● **Exercise material**:
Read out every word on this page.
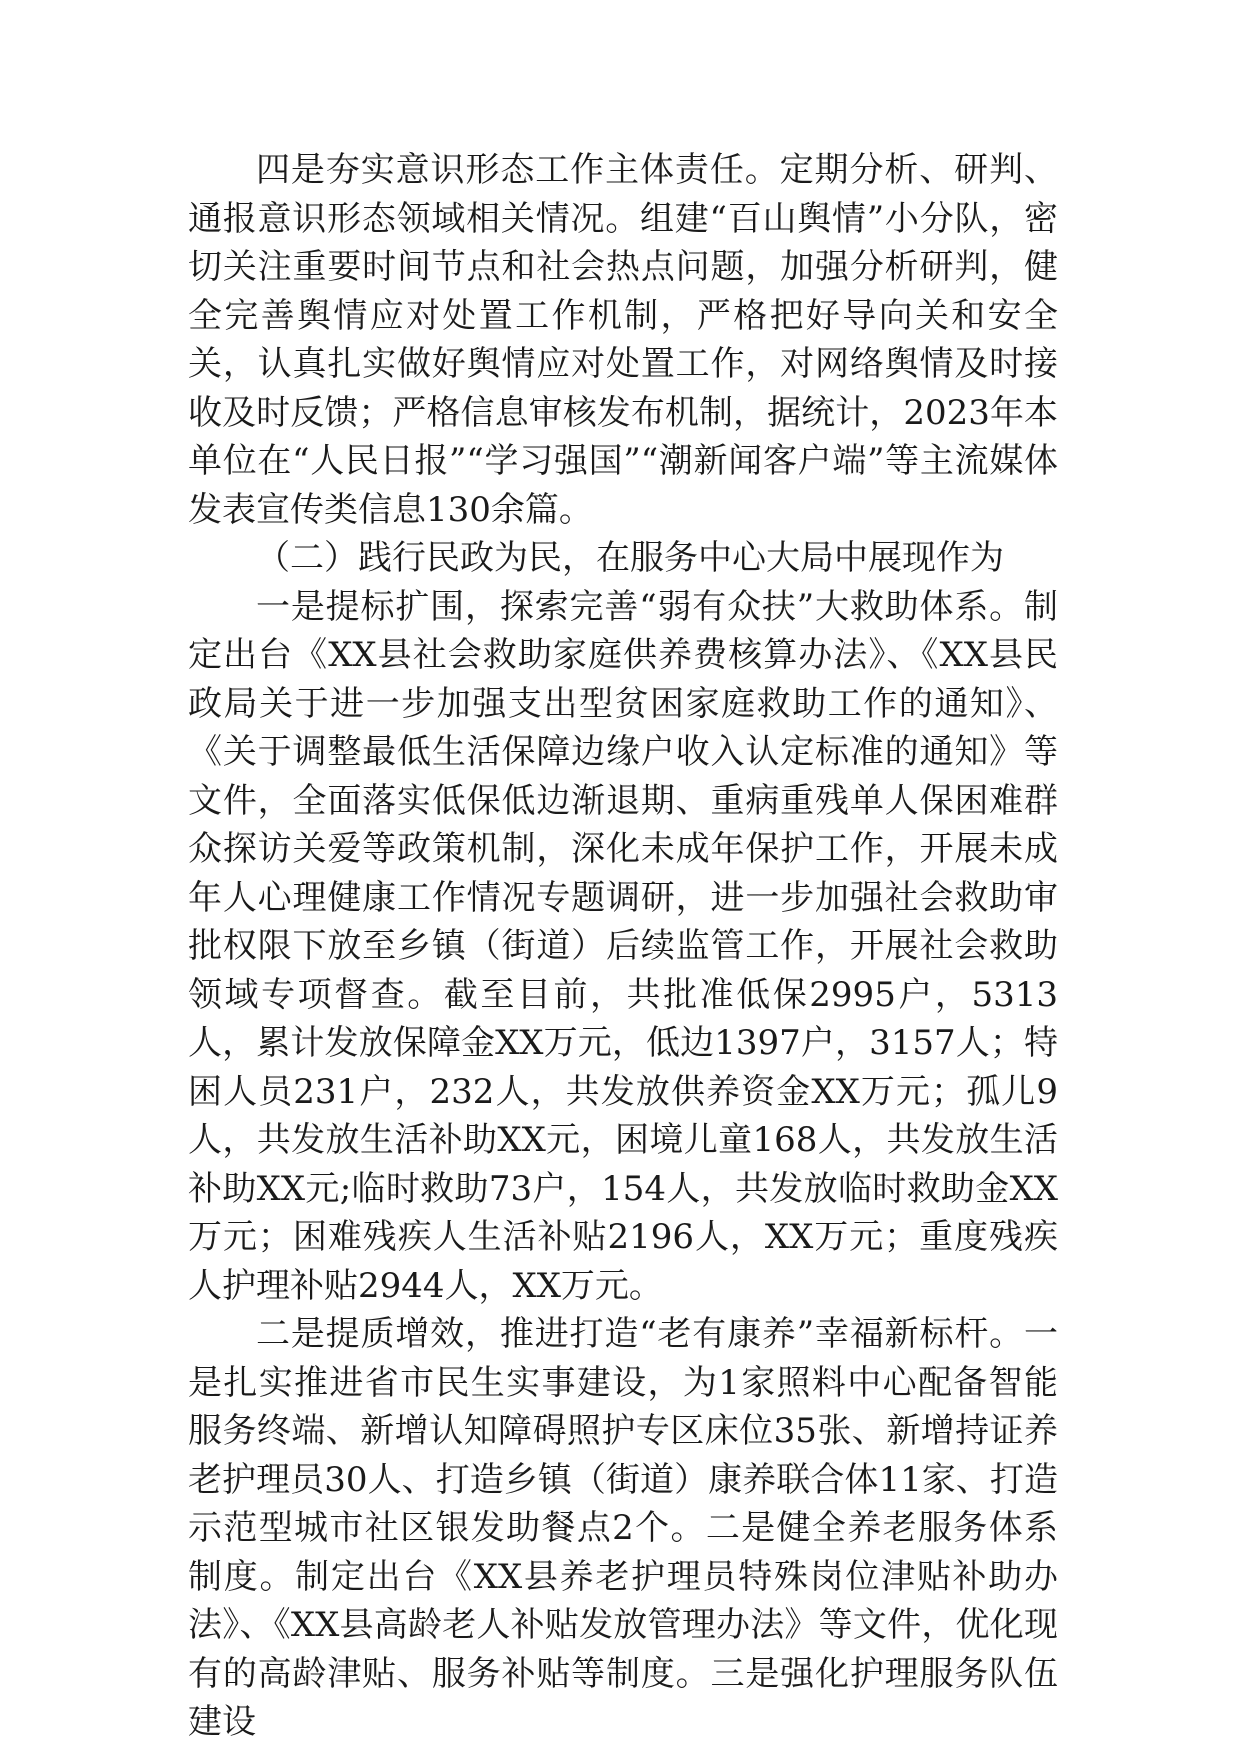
四是夯实意识形态工作主体责任。定期分析、研判、通报意识形态领域相关情况。组建“百山舆情”小分队，密切关注重要时间节点和社会热点问题，加强分析研判，健全完善舆情应对处置工作机制，严格把好导向关和安全关，认真扎实做好舆情应对处置工作，对网络舆情及时接收及时反馈；严格信息审核发布机制，据统计，2023年本单位在“人民日报”“学习强国”“潮新闻客户端”等主流媒体发表宣传类信息130余篇。

（二）践行民政为民，在服务中心大局中展现作为

一是提标扩围，探索完善“弱有众扶”大救助体系。制定出台《XX县社会救助家庭供养费核算办法》、《XX县民政局关于进一步加强支出型贫困家庭救助工作的通知》、《关于调整最低生活保障边缘户收入认定标准的通知》等文件，全面落实低保低边渐退期、重病重残单人保困难群众探访关爱等政策机制，深化未成年保护工作，开展未成年人心理健康工作情况专题调研，进一步加强社会救助审批权限下放至乡镇（街道）后续监管工作，开展社会救助领域专项督查。截至目前，共批准低保2995户，5313人，累计发放保障金XX万元，低边1397户，3157人；特困人员231户，232人，共发放供养资金XX万元；孤儿9人，共发放生活补助XX元，困境儿童168人，共发放生活补助XX元;临时救助73户，154人，共发放临时救助金XX万元；困难残疾人生活补贴2196人，XX万元；重度残疾人护理补贴2944人，XX万元。

二是提质增效，推进打造“老有康养”幸福新标杆。一是扎实推进省市民生实事建设，为1家照料中心配备智能服务终端、新增认知障碍照护专区床位35张、新增持证养老护理员30人、打造乡镇（街道）康养联合体11家、打造示范型城市社区银发助餐点2个。二是健全养老服务体系制度。制定出台《XX县养老护理员特殊岗位津贴补助办法》、《XX县高龄老人补贴发放管理办法》等文件，优化现有的高龄津贴、服务补贴等制度。三是强化护理服务队伍建设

● **What to work on**: Will you set down the records word for word while leaving out every picture?

● **Final answer**:
Read out every word on this page.
四是夯实意识形态工作主体责任。定期分析、研判、通报意识形态领域相关情况。组建“百山舆情”小分队，密切关注重要时间节点和社会热点问题，加强分析研判，健全完善舆情应对处置工作机制，严格把好导向关和安全关，认真扎实做好舆情应对处置工作，对网络舆情及时接收及时反馈；严格信息审核发布机制，据统计，2023年本单位在“人民日报”“学习强国”“潮新闻客户端”等主流媒体发表宣传类信息130余篇。

（二）践行民政为民，在服务中心大局中展现作为

一是提标扩围，探索完善“弱有众扶”大救助体系。制定出台《XX县社会救助家庭供养费核算办法》、《XX县民政局关于进一步加强支出型贫困家庭救助工作的通知》、《关于调整最低生活保障边缘户收入认定标准的通知》等文件，全面落实低保低边渐退期、重病重残单人保困难群众探访关爱等政策机制，深化未成年保护工作，开展未成年人心理健康工作情况专题调研，进一步加强社会救助审批权限下放至乡镇（街道）后续监管工作，开展社会救助领域专项督查。截至目前，共批准低保2995户，5313人，累计发放保障金XX万元，低边1397户，3157人；特困人员231户，232人，共发放供养资金XX万元；孤儿9人，共发放生活补助XX元，困境儿童168人，共发放生活补助XX元;临时救助73户，154人，共发放临时救助金XX万元；困难残疾人生活补贴2196人，XX万元；重度残疾人护理补贴2944人，XX万元。

二是提质增效，推进打造“老有康养”幸福新标杆。一是扎实推进省市民生实事建设，为1家照料中心配备智能服务终端、新增认知障碍照护专区床位35张、新增持证养老护理员30人、打造乡镇（街道）康养联合体11家、打造示范型城市社区银发助餐点2个。二是健全养老服务体系制度。制定出台《XX县养老护理员特殊岗位津贴补助办法》、《XX县高龄老人补贴发放管理办法》等文件，优化现有的高龄津贴、服务补贴等制度。三是强化护理服务队伍建设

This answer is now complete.